◆ What you need to do
Below is a set of records; print all of them exactly as written.

◆ Data excerpts
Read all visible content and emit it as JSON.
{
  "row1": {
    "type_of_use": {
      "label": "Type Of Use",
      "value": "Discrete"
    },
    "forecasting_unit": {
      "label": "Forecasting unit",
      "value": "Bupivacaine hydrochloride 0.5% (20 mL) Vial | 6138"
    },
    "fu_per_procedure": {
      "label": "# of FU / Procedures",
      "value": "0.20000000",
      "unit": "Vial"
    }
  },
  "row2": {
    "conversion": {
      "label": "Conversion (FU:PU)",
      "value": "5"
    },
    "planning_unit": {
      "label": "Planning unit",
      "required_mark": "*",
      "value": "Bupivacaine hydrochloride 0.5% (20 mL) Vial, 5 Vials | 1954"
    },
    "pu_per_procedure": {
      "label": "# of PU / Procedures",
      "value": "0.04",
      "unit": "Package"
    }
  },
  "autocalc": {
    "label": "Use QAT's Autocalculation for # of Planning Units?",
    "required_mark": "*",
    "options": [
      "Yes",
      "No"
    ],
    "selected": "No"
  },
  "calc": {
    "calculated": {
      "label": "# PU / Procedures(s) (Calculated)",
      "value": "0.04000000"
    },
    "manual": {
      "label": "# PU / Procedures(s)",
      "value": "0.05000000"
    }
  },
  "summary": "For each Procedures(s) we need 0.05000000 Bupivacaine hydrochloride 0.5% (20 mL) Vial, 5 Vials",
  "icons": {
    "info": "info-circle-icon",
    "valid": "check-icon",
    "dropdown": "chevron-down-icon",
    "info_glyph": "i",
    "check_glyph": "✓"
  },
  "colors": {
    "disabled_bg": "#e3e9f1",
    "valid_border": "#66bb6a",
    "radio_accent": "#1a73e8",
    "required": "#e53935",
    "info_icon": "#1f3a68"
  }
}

◆ Exercise result
Read all visible content and emit it as JSON.
{
  "row1": {
    "type_of_use": {
      "label": "Type Of Use",
      "value": "Discrete"
    },
    "forecasting_unit": {
      "label": "Forecasting unit",
      "value": "Bupivacaine hydrochloride 0.5% (20 mL) Vial | 6138"
    },
    "fu_per_procedure": {
      "label": "# of FU / Procedures",
      "value": "0.20000000",
      "unit": "Vial"
    }
  },
  "row2": {
    "conversion": {
      "label": "Conversion (FU:PU)",
      "value": "5"
    },
    "planning_unit": {
      "label": "Planning unit",
      "required_mark": "*",
      "value": "Bupivacaine hydrochloride 0.5% (20 mL) Vial, 5 Vials | 1954"
    },
    "pu_per_procedure": {
      "label": "# of PU / Procedures",
      "value": "0.04",
      "unit": "Package"
    }
  },
  "autocalc": {
    "label": "Use QAT's Autocalculation for # of Planning Units?",
    "required_mark": "*",
    "options": [
      "Yes",
      "No"
    ],
    "selected": "No"
  },
  "calc": {
    "calculated": {
      "label": "# PU / Procedures(s) (Calculated)",
      "value": "0.04000000"
    },
    "manual": {
      "label": "# PU / Procedures(s)",
      "value": "0.05000000"
    }
  },
  "summary": "For each Procedures(s) we need 0.05000000 Bupivacaine hydrochloride 0.5% (20 mL) Vial, 5 Vials",
  "icons": {
    "info": "info-circle-icon",
    "valid": "check-icon",
    "dropdown": "chevron-down-icon",
    "info_glyph": "i",
    "check_glyph": "✓"
  },
  "colors": {
    "disabled_bg": "#e3e9f1",
    "valid_border": "#66bb6a",
    "radio_accent": "#1a73e8",
    "required": "#e53935",
    "info_icon": "#1f3a68"
  }
}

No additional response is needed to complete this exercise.